**Task**
Render every entry exactly as it appears.
** begin **
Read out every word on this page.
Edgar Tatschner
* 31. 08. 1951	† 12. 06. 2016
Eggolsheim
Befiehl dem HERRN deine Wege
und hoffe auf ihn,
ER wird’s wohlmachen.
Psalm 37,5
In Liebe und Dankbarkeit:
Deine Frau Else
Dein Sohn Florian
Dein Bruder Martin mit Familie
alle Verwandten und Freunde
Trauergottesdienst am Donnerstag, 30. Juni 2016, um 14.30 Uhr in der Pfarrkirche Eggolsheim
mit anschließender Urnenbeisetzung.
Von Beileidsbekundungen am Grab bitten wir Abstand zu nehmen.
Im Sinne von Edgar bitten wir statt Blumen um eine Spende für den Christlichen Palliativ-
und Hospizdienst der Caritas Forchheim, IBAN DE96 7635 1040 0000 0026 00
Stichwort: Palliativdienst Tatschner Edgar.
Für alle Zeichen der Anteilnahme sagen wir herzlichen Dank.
** end **
**The result**
Read out every word on this page.
Edgar Tatschner
* 31. 08. 1951	† 12. 06. 2016
Eggolsheim
Befiehl dem HERRN deine Wege
und hoffe auf ihn,
ER wird’s wohlmachen.
Psalm 37,5
In Liebe und Dankbarkeit:
Deine Frau Else
Dein Sohn Florian
Dein Bruder Martin mit Familie
alle Verwandten und Freunde
Trauergottesdienst am Donnerstag, 30. Juni 2016, um 14.30 Uhr in der Pfarrkirche Eggolsheim
mit anschließender Urnenbeisetzung.
Von Beileidsbekundungen am Grab bitten wir Abstand zu nehmen.
Im Sinne von Edgar bitten wir statt Blumen um eine Spende für den Christlichen Palliativ-
und Hospizdienst der Caritas Forchheim, IBAN DE96 7635 1040 0000 0026 00
Stichwort: Palliativdienst Tatschner Edgar.
Für alle Zeichen der Anteilnahme sagen wir herzlichen Dank.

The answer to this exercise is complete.